### SHORT TASK
Return every line of the data below that includes the string "JSON".

### Stored items
---

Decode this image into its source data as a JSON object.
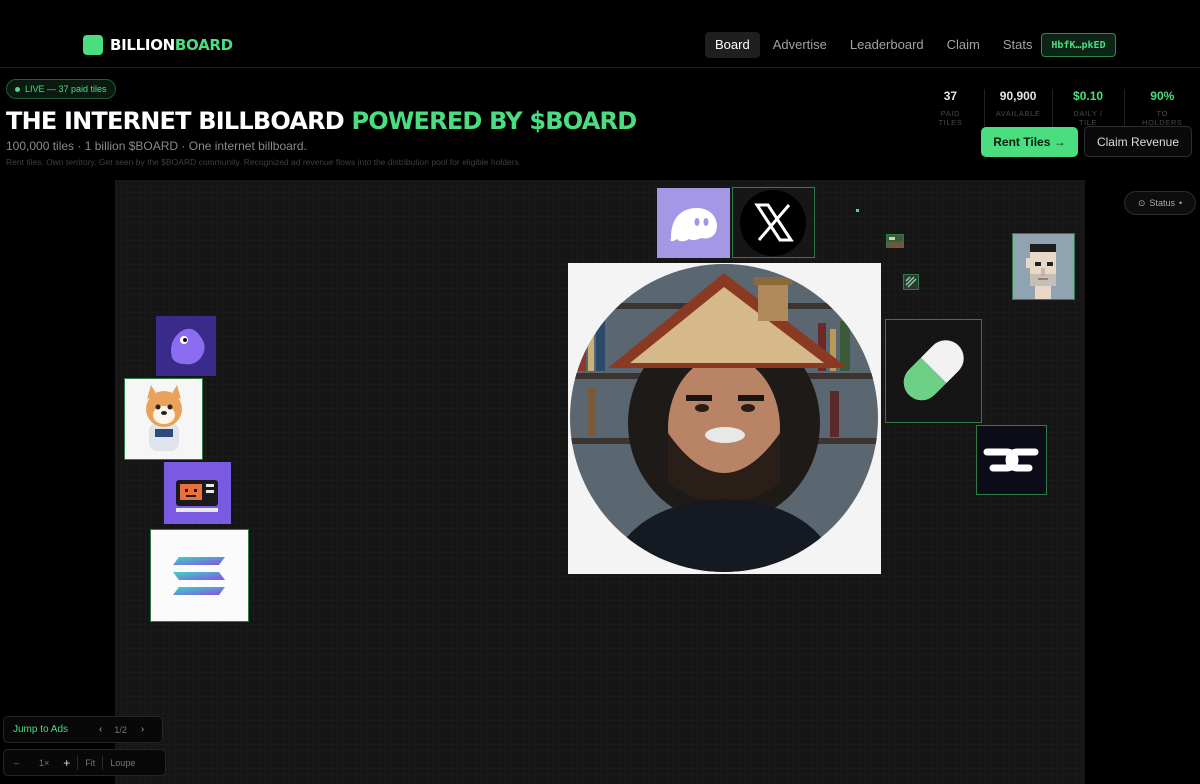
{
  "nav": {
    "logo_part1": "BILLION",
    "logo_part2": "BOARD",
    "links": [
      "Board",
      "Advertise",
      "Leaderboard",
      "Claim",
      "Stats"
    ],
    "active_link": "Board",
    "wallet": "HbfK…pkED"
  },
  "hero": {
    "live": "LIVE — 37 paid tiles",
    "title_white": "THE INTERNET BILLBOARD",
    "title_green": "POWERED BY $BOARD",
    "subtitle": "100,000 tiles · 1 billion $BOARD · One internet billboard.",
    "description": "Rent tiles. Own territory. Get seen by the $BOARD community. Recognized ad revenue flows into the distribution pool for eligible holders."
  },
  "stats": [
    {
      "value": "37",
      "label": "PAID TILES"
    },
    {
      "value": "90,900",
      "label": "AVAILABLE"
    },
    {
      "value": "$0.10",
      "label": "DAILY / TILE"
    },
    {
      "value": "90%",
      "label": "TO HOLDERS"
    }
  ],
  "actions": {
    "rent": "Rent Tiles →",
    "claim": "Claim Revenue"
  },
  "board": {
    "status": "Status",
    "jump": "Jump to Ads",
    "page": "1/2",
    "zoom_minus": "–",
    "zoom_level": "1×",
    "zoom_plus": "+",
    "fit": "Fit",
    "loupe": "Loupe"
  },
  "colors": {
    "accent": "#4ade80",
    "background": "#000000",
    "board": "#151515"
  },
  "icons": [
    "ghost-icon",
    "x-logo-icon",
    "pixel-punk-icon",
    "pill-icon",
    "monogram-logo-icon",
    "mascot-icon",
    "shiba-astronaut-icon",
    "retro-computer-icon",
    "solana-logo-icon",
    "status-icon"
  ]
}
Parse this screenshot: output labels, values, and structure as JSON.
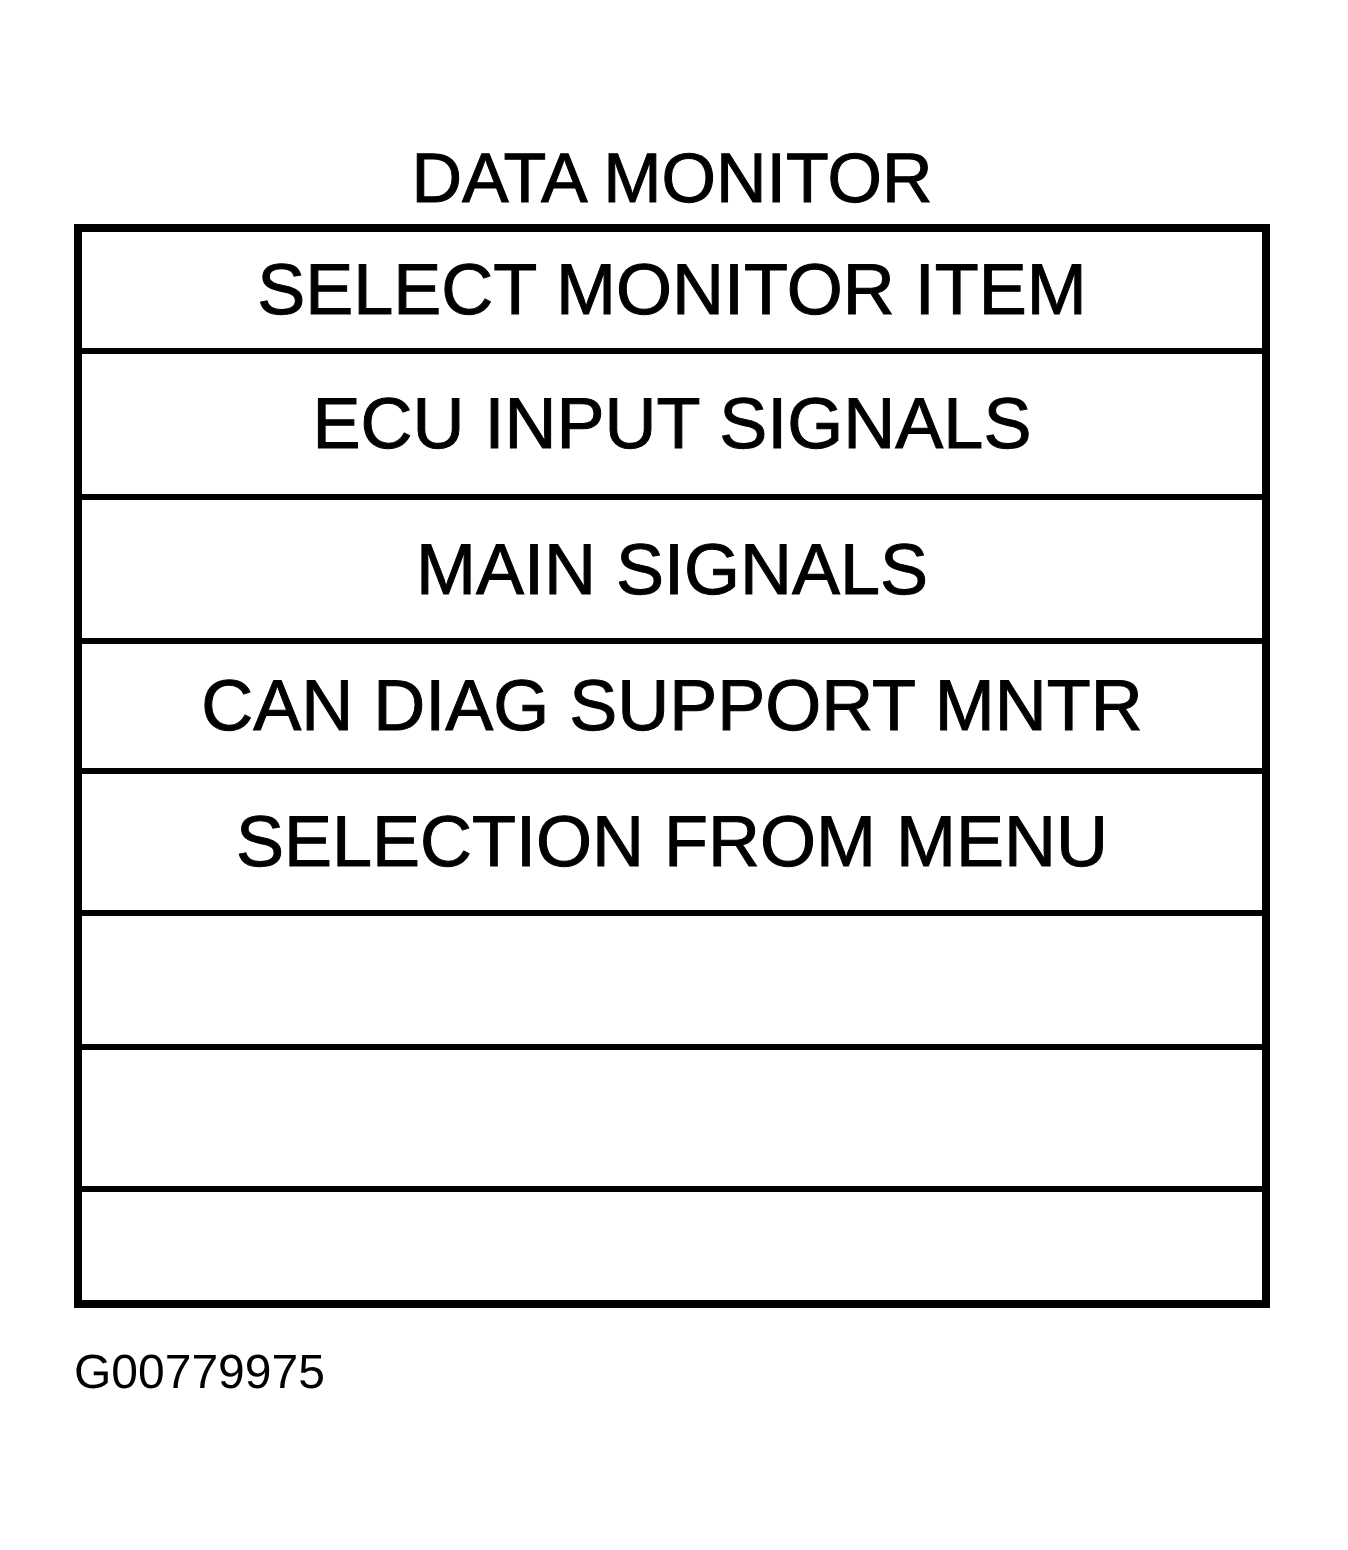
{
  "title": "DATA MONITOR",
  "heading": "SELECT MONITOR ITEM",
  "items": [
    {
      "kind": "option",
      "label": "ECU INPUT SIGNALS"
    },
    {
      "kind": "option",
      "label": "MAIN SIGNALS"
    },
    {
      "kind": "option",
      "label": "CAN DIAG SUPPORT MNTR"
    },
    {
      "kind": "option",
      "label": "SELECTION FROM MENU"
    },
    {
      "kind": "blank"
    },
    {
      "kind": "blank"
    },
    {
      "kind": "blank"
    }
  ],
  "figure_code": "G00779975"
}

---

### WRITTEN SOLUTION
Decode this image into its source data as a JSON object.
Parse this screenshot: output labels, values, and structure as JSON.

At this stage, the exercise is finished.